• **TO BE DONE**
Return the listing word for word, as given.

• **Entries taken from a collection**
◇ ◇ ◇ ◇

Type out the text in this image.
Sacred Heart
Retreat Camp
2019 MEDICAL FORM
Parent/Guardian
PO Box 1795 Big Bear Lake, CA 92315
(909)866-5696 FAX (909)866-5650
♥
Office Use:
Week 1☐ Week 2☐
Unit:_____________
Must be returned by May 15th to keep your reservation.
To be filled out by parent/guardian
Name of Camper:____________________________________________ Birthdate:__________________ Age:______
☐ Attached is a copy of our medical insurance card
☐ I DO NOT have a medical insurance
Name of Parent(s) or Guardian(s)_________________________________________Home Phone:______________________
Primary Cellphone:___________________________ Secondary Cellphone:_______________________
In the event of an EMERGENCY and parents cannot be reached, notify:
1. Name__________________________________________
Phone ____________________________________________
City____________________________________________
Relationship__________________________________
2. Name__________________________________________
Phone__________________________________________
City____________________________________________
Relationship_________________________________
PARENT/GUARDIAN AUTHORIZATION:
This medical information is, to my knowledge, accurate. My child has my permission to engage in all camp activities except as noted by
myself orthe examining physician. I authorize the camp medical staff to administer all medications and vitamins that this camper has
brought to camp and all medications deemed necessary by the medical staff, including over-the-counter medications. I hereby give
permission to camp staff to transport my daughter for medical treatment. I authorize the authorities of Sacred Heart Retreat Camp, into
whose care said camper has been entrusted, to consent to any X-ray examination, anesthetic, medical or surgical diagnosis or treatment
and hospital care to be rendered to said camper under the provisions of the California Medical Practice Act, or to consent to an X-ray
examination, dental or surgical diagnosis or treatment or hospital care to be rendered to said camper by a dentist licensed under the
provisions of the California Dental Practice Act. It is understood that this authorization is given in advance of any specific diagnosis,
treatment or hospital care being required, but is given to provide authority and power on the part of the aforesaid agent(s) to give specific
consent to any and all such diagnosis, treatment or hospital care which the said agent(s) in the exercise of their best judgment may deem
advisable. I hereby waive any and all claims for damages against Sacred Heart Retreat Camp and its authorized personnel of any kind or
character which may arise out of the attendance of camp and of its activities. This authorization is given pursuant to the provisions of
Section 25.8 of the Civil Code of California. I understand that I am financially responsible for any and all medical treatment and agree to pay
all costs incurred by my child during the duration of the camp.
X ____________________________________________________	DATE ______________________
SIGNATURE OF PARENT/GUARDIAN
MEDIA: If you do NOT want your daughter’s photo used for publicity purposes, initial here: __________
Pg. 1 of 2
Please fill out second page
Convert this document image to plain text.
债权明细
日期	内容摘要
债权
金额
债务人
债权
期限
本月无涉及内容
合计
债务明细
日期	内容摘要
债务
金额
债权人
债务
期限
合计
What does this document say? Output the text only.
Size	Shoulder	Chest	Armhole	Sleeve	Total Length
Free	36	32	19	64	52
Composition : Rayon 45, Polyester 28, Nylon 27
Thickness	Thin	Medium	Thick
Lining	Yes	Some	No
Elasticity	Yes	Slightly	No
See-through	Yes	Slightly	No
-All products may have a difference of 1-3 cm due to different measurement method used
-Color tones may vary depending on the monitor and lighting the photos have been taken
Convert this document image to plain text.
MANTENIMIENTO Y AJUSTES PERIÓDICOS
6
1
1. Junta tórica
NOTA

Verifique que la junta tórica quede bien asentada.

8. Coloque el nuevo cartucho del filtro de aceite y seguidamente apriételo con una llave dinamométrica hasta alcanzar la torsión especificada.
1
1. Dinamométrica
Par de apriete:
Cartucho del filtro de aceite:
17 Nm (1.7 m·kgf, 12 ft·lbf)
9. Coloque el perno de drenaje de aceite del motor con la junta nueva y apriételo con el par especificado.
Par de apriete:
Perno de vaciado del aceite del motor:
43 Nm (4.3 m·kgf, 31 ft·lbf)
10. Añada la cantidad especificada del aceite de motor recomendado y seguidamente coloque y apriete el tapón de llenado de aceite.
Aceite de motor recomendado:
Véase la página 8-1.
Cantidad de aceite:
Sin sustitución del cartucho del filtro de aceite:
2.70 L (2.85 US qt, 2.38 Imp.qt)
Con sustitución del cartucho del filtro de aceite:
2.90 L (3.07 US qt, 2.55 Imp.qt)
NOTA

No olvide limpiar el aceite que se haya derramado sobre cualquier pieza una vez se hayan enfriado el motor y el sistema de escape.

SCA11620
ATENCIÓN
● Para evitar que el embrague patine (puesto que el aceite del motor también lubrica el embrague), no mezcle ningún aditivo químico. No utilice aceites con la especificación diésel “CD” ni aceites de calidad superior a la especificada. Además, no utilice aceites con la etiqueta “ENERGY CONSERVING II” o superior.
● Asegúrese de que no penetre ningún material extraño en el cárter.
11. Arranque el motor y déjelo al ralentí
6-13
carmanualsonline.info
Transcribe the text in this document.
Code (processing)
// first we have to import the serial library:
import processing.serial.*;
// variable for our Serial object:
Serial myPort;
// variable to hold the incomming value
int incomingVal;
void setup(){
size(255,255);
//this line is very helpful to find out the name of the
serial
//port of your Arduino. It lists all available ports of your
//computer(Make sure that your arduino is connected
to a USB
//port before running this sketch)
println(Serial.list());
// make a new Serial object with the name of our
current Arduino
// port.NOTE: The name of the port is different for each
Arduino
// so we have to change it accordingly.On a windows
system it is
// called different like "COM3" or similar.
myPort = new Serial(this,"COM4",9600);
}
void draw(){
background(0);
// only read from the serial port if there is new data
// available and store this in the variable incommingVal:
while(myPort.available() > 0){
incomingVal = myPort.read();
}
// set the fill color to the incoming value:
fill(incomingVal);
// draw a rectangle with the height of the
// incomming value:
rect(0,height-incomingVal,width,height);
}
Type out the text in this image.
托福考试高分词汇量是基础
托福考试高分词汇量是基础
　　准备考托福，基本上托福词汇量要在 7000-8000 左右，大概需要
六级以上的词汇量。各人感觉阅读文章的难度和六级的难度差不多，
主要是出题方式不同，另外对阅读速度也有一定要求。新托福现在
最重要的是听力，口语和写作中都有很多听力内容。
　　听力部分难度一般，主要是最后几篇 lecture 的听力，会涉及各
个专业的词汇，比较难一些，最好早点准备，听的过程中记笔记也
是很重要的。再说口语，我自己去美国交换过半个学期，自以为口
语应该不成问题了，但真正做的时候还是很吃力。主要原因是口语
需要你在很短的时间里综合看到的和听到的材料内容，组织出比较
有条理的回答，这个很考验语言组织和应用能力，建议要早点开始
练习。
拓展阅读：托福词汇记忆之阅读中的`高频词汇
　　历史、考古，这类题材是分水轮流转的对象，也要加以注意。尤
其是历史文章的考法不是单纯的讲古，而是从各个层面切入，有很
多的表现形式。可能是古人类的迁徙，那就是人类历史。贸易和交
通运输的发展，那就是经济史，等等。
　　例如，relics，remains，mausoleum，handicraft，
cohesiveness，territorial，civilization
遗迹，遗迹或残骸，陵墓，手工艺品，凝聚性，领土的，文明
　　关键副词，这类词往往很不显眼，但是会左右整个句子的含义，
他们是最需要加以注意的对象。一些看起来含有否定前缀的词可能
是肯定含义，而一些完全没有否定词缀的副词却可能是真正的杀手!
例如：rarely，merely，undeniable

◇ ◇ ◇ ◇

• **EXERCISE ANSWER**
Type out the text in this image.
Sacred Heart
Retreat Camp
2019 MEDICAL FORM
Parent/Guardian
PO Box 1795 Big Bear Lake, CA 92315
(909)866-5696 FAX (909)866-5650
♥
Office Use:
Week 1☐ Week 2☐
Unit:_____________
Must be returned by May 15th to keep your reservation.
To be filled out by parent/guardian
Name of Camper:____________________________________________ Birthdate:__________________ Age:______
☐ Attached is a copy of our medical insurance card
☐ I DO NOT have a medical insurance
Name of Parent(s) or Guardian(s)_________________________________________Home Phone:______________________
Primary Cellphone:___________________________ Secondary Cellphone:_______________________
In the event of an EMERGENCY and parents cannot be reached, notify:
1. Name__________________________________________
Phone ____________________________________________
City____________________________________________
Relationship__________________________________
2. Name__________________________________________
Phone__________________________________________
City____________________________________________
Relationship_________________________________
PARENT/GUARDIAN AUTHORIZATION:
This medical information is, to my knowledge, accurate. My child has my permission to engage in all camp activities except as noted by
myself orthe examining physician. I authorize the camp medical staff to administer all medications and vitamins that this camper has
brought to camp and all medications deemed necessary by the medical staff, including over-the-counter medications. I hereby give
permission to camp staff to transport my daughter for medical treatment. I authorize the authorities of Sacred Heart Retreat Camp, into
whose care said camper has been entrusted, to consent to any X-ray examination, anesthetic, medical or surgical diagnosis or treatment
and hospital care to be rendered to said camper under the provisions of the California Medical Practice Act, or to consent to an X-ray
examination, dental or surgical diagnosis or treatment or hospital care to be rendered to said camper by a dentist licensed under the
provisions of the California Dental Practice Act. It is understood that this authorization is given in advance of any specific diagnosis,
treatment or hospital care being required, but is given to provide authority and power on the part of the aforesaid agent(s) to give specific
consent to any and all such diagnosis, treatment or hospital care which the said agent(s) in the exercise of their best judgment may deem
advisable. I hereby waive any and all claims for damages against Sacred Heart Retreat Camp and its authorized personnel of any kind or
character which may arise out of the attendance of camp and of its activities. This authorization is given pursuant to the provisions of
Section 25.8 of the Civil Code of California. I understand that I am financially responsible for any and all medical treatment and agree to pay
all costs incurred by my child during the duration of the camp.
X ____________________________________________________	DATE ______________________
SIGNATURE OF PARENT/GUARDIAN
MEDIA: If you do NOT want your daughter’s photo used for publicity purposes, initial here: __________
Pg. 1 of 2
Please fill out second page
Convert this document image to plain text.
债权明细
日期	内容摘要
债权
金额
债务人
债权
期限
本月无涉及内容
合计
债务明细
日期	内容摘要
债务
金额
债权人
债务
期限
合计
What does this document say? Output the text only.
Size	Shoulder	Chest	Armhole	Sleeve	Total Length
Free	36	32	19	64	52
Composition : Rayon 45, Polyester 28, Nylon 27
Thickness	Thin	Medium	Thick
Lining	Yes	Some	No
Elasticity	Yes	Slightly	No
See-through	Yes	Slightly	No
-All products may have a difference of 1-3 cm due to different measurement method used
-Color tones may vary depending on the monitor and lighting the photos have been taken
Convert this document image to plain text.
MANTENIMIENTO Y AJUSTES PERIÓDICOS
6
1
1. Junta tórica
NOTA

Verifique que la junta tórica quede bien asentada.

8. Coloque el nuevo cartucho del filtro de aceite y seguidamente apriételo con una llave dinamométrica hasta alcanzar la torsión especificada.
1
1. Dinamométrica
Par de apriete:
Cartucho del filtro de aceite:
17 Nm (1.7 m·kgf, 12 ft·lbf)
9. Coloque el perno de drenaje de aceite del motor con la junta nueva y apriételo con el par especificado.
Par de apriete:
Perno de vaciado del aceite del motor:
43 Nm (4.3 m·kgf, 31 ft·lbf)
10. Añada la cantidad especificada del aceite de motor recomendado y seguidamente coloque y apriete el tapón de llenado de aceite.
Aceite de motor recomendado:
Véase la página 8-1.
Cantidad de aceite:
Sin sustitución del cartucho del filtro de aceite:
2.70 L (2.85 US qt, 2.38 Imp.qt)
Con sustitución del cartucho del filtro de aceite:
2.90 L (3.07 US qt, 2.55 Imp.qt)
NOTA

No olvide limpiar el aceite que se haya derramado sobre cualquier pieza una vez se hayan enfriado el motor y el sistema de escape.

SCA11620
ATENCIÓN
● Para evitar que el embrague patine (puesto que el aceite del motor también lubrica el embrague), no mezcle ningún aditivo químico. No utilice aceites con la especificación diésel “CD” ni aceites de calidad superior a la especificada. Además, no utilice aceites con la etiqueta “ENERGY CONSERVING II” o superior.
● Asegúrese de que no penetre ningún material extraño en el cárter.
11. Arranque el motor y déjelo al ralentí
6-13
carmanualsonline.info
Transcribe the text in this document.
Code (processing)
// first we have to import the serial library:
import processing.serial.*;
// variable for our Serial object:
Serial myPort;
// variable to hold the incomming value
int incomingVal;
void setup(){
size(255,255);
//this line is very helpful to find out the name of the
serial
//port of your Arduino. It lists all available ports of your
//computer(Make sure that your arduino is connected
to a USB
//port before running this sketch)
println(Serial.list());
// make a new Serial object with the name of our
current Arduino
// port.NOTE: The name of the port is different for each
Arduino
// so we have to change it accordingly.On a windows
system it is
// called different like "COM3" or similar.
myPort = new Serial(this,"COM4",9600);
}
void draw(){
background(0);
// only read from the serial port if there is new data
// available and store this in the variable incommingVal:
while(myPort.available() > 0){
incomingVal = myPort.read();
}
// set the fill color to the incoming value:
fill(incomingVal);
// draw a rectangle with the height of the
// incomming value:
rect(0,height-incomingVal,width,height);
}
Type out the text in this image.
托福考试高分词汇量是基础
托福考试高分词汇量是基础
　　准备考托福，基本上托福词汇量要在 7000-8000 左右，大概需要
六级以上的词汇量。各人感觉阅读文章的难度和六级的难度差不多，
主要是出题方式不同，另外对阅读速度也有一定要求。新托福现在
最重要的是听力，口语和写作中都有很多听力内容。
　　听力部分难度一般，主要是最后几篇 lecture 的听力，会涉及各
个专业的词汇，比较难一些，最好早点准备，听的过程中记笔记也
是很重要的。再说口语，我自己去美国交换过半个学期，自以为口
语应该不成问题了，但真正做的时候还是很吃力。主要原因是口语
需要你在很短的时间里综合看到的和听到的材料内容，组织出比较
有条理的回答，这个很考验语言组织和应用能力，建议要早点开始
练习。
拓展阅读：托福词汇记忆之阅读中的`高频词汇
　　历史、考古，这类题材是分水轮流转的对象，也要加以注意。尤
其是历史文章的考法不是单纯的讲古，而是从各个层面切入，有很
多的表现形式。可能是古人类的迁徙，那就是人类历史。贸易和交
通运输的发展，那就是经济史，等等。
　　例如，relics，remains，mausoleum，handicraft，
cohesiveness，territorial，civilization
遗迹，遗迹或残骸，陵墓，手工艺品，凝聚性，领土的，文明
　　关键副词，这类词往往很不显眼，但是会左右整个句子的含义，
他们是最需要加以注意的对象。一些看起来含有否定前缀的词可能
是肯定含义，而一些完全没有否定词缀的副词却可能是真正的杀手!
例如：rarely，merely，undeniable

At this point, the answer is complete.